◆ Set task: Take every line that has the string "object" and copy it out.

◆ Given entries:

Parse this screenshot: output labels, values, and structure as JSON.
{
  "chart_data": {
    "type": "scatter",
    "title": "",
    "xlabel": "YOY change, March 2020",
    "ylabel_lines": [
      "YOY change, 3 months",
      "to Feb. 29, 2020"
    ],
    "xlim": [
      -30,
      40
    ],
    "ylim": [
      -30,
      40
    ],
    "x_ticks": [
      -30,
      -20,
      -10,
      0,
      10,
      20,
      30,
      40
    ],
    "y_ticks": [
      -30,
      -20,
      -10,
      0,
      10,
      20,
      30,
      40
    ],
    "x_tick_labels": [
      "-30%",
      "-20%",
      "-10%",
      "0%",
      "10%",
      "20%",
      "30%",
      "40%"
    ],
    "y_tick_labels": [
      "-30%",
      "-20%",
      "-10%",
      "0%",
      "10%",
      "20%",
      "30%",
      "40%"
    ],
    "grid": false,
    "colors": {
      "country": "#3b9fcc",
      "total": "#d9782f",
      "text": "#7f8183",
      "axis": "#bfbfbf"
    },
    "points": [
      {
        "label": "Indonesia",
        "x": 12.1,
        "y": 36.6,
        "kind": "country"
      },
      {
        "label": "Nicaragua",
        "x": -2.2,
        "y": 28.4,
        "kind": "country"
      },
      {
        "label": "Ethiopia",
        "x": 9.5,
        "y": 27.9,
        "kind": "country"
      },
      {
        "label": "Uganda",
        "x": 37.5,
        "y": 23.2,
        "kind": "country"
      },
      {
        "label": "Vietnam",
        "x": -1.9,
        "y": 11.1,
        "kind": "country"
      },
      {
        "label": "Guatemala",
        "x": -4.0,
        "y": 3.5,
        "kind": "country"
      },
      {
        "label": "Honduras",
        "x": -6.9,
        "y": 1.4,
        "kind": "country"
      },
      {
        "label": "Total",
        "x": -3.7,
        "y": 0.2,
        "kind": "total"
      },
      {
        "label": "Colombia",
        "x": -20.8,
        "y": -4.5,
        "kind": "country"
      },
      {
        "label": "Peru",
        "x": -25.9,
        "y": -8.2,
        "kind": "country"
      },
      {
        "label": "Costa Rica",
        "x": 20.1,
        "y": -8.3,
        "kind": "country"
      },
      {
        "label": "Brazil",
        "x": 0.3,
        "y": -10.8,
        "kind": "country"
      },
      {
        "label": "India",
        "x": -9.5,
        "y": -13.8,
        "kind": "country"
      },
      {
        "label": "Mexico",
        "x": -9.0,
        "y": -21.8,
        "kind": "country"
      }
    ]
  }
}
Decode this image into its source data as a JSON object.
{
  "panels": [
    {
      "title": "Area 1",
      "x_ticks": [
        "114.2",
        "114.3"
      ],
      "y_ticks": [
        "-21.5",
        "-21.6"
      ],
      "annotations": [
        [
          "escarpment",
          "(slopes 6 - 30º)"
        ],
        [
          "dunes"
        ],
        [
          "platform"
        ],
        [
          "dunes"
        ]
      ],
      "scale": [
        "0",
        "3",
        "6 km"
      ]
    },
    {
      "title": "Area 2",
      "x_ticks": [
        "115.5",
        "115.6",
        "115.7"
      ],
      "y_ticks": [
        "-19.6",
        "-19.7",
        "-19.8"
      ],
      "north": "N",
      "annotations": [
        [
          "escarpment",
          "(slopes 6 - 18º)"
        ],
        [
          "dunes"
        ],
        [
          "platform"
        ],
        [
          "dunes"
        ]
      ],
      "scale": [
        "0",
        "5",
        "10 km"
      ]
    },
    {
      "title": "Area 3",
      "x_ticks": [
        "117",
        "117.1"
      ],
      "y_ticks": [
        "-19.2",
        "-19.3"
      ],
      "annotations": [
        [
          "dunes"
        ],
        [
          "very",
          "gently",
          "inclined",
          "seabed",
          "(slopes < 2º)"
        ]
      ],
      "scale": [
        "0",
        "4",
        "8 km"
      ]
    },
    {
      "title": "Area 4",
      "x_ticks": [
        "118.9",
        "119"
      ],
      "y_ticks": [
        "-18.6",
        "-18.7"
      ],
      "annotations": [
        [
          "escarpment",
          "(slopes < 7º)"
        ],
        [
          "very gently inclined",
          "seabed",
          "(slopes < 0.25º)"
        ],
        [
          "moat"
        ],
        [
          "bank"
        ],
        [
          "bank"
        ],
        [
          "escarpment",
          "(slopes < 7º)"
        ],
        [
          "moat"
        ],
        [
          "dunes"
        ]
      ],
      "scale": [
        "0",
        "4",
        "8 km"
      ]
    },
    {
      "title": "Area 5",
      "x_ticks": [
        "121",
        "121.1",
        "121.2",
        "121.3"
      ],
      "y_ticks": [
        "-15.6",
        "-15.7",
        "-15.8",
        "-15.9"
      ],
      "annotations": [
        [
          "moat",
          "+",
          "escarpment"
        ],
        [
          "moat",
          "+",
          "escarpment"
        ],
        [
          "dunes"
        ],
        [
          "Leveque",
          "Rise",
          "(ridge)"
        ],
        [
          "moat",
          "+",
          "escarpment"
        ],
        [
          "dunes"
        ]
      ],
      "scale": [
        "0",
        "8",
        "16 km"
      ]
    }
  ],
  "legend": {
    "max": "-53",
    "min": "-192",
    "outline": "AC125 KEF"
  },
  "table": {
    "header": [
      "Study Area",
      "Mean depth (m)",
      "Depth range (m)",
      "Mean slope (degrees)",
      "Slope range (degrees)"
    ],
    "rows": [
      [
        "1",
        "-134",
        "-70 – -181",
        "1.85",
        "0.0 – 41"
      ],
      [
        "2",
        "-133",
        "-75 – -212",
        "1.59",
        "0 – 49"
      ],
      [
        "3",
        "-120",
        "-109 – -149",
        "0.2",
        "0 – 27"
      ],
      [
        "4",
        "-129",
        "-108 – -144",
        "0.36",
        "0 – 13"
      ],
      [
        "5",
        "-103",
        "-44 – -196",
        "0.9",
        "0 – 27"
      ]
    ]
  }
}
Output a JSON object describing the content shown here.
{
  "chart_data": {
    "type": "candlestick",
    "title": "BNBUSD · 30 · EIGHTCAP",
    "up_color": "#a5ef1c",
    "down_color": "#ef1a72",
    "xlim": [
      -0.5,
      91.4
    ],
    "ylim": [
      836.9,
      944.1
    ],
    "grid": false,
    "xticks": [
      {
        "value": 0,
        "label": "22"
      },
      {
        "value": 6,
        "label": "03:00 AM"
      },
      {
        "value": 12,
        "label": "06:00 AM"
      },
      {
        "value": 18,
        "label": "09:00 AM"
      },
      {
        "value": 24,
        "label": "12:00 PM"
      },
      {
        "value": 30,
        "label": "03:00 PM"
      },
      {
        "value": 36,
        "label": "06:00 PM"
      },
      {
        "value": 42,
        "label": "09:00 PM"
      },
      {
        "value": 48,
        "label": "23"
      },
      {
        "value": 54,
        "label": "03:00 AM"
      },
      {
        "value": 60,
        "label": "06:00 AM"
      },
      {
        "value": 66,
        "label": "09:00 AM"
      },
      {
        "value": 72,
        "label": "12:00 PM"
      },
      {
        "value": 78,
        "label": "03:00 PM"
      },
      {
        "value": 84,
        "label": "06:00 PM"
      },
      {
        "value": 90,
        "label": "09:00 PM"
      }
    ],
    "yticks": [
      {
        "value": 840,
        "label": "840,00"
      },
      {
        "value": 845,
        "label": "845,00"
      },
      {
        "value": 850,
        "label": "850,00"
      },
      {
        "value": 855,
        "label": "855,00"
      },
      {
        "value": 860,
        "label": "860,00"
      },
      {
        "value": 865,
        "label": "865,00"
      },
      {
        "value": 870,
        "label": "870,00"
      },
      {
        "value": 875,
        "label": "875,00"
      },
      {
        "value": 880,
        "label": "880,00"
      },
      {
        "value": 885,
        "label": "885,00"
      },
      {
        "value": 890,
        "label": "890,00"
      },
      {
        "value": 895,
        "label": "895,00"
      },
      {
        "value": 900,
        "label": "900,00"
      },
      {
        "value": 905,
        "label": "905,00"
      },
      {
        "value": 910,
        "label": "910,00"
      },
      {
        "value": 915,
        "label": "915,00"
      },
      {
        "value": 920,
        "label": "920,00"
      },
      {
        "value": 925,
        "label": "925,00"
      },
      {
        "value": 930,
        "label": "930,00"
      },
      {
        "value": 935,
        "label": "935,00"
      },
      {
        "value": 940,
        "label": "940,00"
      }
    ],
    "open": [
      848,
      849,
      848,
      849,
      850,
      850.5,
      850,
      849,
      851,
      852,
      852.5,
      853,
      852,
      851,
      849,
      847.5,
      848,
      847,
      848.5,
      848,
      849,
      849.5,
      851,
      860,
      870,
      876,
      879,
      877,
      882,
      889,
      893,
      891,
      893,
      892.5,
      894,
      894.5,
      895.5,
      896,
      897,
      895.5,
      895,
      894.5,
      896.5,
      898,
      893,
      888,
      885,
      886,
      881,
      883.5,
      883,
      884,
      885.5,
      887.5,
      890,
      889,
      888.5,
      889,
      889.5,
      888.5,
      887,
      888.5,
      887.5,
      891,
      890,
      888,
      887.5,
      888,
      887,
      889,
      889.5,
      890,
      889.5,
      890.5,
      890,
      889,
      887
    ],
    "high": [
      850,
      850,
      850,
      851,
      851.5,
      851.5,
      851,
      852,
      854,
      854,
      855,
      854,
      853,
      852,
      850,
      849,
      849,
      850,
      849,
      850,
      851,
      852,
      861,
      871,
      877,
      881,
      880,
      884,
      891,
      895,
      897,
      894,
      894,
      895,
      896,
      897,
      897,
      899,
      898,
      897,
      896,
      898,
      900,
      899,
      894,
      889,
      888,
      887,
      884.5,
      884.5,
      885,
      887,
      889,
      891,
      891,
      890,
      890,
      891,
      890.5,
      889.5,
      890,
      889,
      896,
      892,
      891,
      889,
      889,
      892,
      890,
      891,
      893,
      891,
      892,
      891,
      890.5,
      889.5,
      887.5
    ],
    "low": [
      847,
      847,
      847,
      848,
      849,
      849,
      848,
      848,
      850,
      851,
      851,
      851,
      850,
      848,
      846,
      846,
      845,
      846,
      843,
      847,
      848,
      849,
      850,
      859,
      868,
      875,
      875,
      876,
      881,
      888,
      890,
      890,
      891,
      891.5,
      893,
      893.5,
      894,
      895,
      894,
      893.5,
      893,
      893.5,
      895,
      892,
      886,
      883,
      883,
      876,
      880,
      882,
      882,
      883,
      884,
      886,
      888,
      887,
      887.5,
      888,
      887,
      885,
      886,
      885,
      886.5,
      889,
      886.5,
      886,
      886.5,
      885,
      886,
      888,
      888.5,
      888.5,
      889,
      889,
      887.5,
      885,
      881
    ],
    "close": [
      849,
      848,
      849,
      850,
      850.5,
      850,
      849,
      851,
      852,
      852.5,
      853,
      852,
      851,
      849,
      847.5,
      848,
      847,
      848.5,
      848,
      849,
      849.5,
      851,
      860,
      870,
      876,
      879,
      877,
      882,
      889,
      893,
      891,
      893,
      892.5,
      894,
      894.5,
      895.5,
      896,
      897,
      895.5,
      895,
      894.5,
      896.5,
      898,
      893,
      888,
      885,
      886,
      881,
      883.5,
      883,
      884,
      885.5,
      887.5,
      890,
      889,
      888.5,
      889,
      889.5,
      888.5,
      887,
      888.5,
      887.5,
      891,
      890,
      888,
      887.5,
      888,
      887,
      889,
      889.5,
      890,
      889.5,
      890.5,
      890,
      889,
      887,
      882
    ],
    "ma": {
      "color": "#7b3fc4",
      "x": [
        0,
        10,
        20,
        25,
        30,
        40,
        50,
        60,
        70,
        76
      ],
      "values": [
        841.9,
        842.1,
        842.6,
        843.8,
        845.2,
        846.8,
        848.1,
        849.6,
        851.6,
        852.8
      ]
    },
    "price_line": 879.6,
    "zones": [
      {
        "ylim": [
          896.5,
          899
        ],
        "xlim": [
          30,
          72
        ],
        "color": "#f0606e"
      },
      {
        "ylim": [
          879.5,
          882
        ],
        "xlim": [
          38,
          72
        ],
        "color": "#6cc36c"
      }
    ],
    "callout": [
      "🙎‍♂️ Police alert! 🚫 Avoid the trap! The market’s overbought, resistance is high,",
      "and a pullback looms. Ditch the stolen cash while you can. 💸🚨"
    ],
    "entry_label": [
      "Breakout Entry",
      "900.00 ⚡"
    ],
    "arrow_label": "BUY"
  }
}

◆ Solved problem:
Decode this image into its source data as a JSON object.
Output a JSON object describing the content shown here.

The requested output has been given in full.